▶ [DIRECTIONS FOR THIS TASK]
Work through the data line by line, gathering every line that has the word "itself".

(Collection entries)
========

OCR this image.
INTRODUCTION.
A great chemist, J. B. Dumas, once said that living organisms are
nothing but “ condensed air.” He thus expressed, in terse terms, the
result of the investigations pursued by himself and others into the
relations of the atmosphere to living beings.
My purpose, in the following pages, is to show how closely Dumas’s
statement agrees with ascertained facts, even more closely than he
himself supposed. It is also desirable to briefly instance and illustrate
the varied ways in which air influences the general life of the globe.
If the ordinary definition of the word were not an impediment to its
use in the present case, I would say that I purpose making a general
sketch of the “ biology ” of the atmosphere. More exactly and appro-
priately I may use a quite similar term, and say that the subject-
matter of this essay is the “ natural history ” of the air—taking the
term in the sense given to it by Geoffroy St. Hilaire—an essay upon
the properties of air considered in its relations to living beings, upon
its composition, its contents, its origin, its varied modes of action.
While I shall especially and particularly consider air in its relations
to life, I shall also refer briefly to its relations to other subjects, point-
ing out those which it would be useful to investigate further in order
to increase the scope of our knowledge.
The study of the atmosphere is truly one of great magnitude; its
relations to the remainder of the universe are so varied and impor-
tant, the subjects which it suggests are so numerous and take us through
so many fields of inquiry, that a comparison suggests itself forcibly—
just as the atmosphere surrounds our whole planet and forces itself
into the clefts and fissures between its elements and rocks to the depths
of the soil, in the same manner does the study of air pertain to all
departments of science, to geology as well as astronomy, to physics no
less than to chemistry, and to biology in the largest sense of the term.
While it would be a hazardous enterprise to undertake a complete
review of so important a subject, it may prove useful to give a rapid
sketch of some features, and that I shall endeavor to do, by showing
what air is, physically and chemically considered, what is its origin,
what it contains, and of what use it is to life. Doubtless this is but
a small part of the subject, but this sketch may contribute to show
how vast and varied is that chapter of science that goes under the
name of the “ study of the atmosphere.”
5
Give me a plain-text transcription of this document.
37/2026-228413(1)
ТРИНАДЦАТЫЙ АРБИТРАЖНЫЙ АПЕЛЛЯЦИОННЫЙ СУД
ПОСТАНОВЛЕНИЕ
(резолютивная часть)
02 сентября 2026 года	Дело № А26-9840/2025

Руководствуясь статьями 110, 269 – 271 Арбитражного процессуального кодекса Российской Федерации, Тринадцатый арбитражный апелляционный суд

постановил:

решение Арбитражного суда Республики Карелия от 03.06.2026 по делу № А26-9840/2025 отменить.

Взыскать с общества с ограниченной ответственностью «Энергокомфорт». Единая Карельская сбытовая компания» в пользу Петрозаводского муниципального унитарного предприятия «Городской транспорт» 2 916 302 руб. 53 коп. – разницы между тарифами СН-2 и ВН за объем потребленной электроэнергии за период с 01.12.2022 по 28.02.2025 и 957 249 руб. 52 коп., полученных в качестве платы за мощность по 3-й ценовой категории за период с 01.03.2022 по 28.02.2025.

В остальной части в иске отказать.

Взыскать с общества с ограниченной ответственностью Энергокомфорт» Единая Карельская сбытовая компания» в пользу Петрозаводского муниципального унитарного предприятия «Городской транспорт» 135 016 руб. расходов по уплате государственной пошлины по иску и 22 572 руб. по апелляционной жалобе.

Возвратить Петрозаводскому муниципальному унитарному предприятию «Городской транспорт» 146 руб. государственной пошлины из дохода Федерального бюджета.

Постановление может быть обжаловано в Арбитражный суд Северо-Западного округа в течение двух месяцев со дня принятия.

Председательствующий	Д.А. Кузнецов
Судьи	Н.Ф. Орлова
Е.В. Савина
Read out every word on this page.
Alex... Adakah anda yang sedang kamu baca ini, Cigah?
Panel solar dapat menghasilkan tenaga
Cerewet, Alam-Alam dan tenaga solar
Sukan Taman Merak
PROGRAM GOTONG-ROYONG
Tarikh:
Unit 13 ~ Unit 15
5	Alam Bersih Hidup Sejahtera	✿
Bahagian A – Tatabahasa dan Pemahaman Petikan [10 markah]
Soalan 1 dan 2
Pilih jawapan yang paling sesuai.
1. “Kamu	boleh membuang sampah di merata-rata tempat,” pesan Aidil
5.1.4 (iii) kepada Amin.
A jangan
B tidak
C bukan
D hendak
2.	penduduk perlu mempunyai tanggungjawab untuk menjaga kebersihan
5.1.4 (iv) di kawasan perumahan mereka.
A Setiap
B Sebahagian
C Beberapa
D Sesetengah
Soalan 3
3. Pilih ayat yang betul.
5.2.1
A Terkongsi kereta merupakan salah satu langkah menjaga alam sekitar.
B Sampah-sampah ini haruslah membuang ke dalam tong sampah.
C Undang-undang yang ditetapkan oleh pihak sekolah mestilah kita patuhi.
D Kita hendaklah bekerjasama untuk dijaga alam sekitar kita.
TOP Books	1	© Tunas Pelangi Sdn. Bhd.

========

▶ [EXERCISE RESPONSE]
so many fields of inquiry, that a comparison suggests itself forcibly—
just as the atmosphere surrounds our whole planet and forces itself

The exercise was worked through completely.